* SET TASK
Search the records that follow and extract every line containing the string "JSON".

(Items from a figure collection)
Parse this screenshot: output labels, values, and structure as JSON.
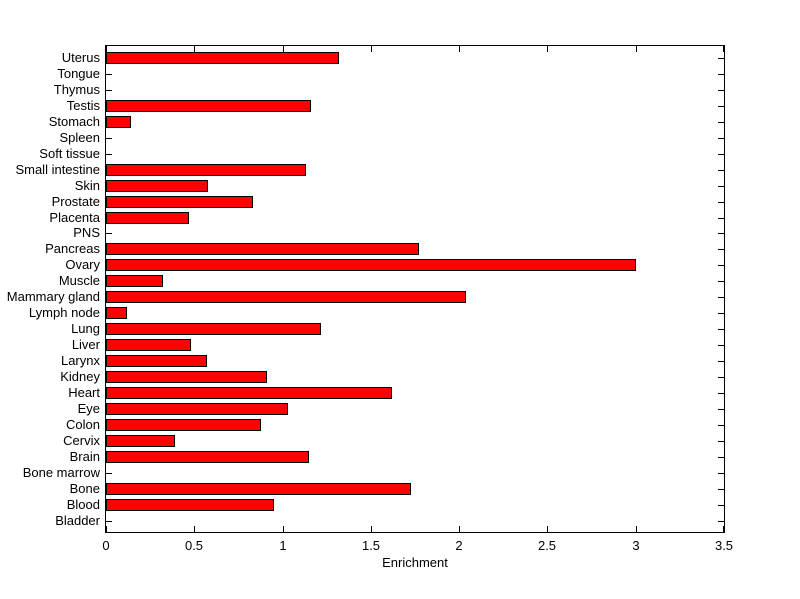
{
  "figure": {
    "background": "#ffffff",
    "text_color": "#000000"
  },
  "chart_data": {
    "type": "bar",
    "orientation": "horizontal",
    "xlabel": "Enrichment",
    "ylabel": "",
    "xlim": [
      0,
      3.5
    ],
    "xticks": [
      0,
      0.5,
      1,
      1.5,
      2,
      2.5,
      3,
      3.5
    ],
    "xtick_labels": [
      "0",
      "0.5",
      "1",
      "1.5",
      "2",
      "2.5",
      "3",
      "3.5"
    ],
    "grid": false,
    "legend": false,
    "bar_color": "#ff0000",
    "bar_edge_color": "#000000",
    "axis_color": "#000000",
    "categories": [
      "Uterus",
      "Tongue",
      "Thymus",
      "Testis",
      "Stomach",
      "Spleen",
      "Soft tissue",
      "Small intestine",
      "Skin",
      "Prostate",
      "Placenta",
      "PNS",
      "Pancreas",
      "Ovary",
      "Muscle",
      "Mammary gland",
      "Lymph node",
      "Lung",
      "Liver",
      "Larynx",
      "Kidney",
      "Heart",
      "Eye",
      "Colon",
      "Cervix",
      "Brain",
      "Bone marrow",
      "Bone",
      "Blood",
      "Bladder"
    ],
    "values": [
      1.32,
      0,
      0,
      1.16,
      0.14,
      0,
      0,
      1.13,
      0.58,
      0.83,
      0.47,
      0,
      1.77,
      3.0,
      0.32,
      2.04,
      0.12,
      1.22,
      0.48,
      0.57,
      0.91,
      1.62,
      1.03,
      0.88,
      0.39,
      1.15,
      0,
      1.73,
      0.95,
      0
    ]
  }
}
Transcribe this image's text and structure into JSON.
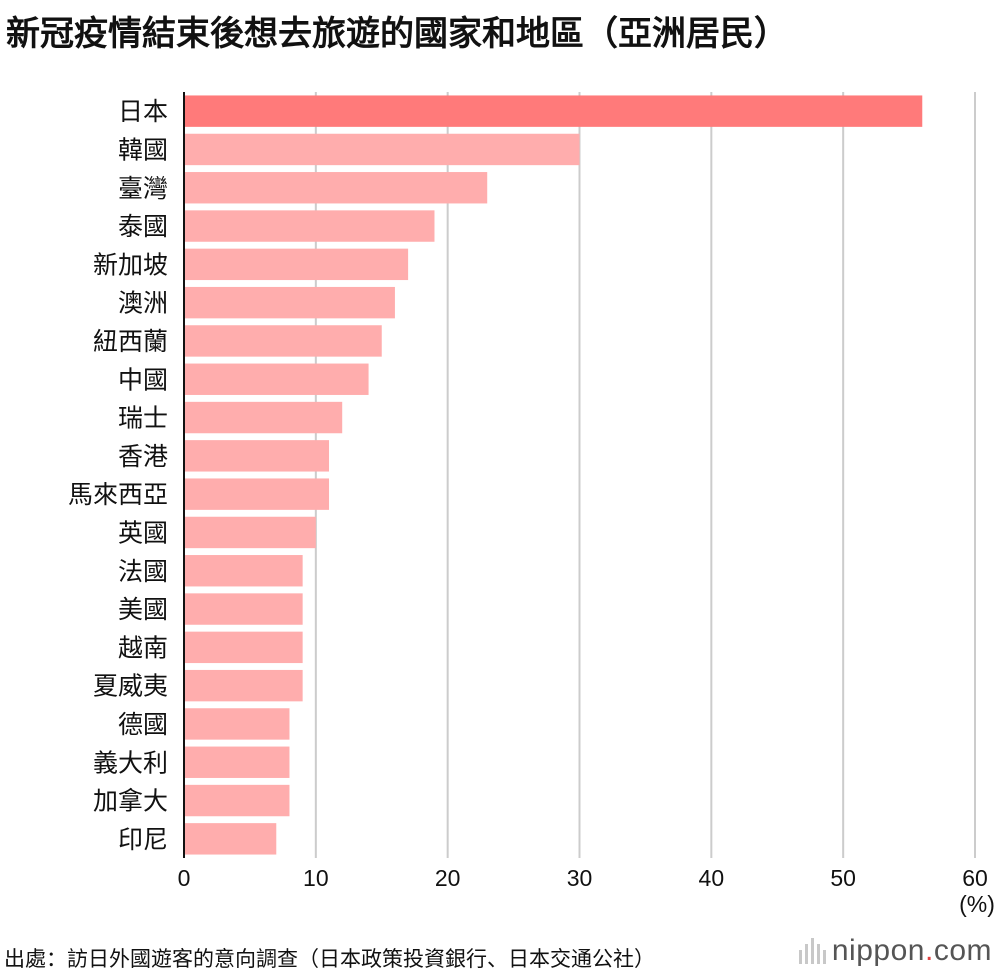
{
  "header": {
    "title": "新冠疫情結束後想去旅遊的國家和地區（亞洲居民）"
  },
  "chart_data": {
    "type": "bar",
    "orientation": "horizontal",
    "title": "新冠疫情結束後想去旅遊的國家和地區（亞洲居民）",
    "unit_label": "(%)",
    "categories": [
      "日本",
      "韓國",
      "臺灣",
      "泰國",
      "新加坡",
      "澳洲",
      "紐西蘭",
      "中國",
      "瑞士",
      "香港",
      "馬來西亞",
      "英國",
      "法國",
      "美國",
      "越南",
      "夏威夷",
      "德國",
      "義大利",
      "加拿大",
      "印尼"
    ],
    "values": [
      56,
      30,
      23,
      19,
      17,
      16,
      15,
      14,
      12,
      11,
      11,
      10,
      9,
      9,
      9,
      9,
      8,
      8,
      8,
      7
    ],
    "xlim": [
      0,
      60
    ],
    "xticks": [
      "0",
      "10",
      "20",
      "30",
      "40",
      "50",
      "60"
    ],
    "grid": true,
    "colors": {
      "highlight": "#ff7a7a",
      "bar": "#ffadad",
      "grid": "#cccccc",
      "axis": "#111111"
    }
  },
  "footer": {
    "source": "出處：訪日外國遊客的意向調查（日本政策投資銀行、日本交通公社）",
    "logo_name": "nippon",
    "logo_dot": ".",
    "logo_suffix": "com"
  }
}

* EXERCISE ANSWER
Parse this screenshot: output labels, values, and structure as JSON.
Transcribe this image's text and structure into JSON.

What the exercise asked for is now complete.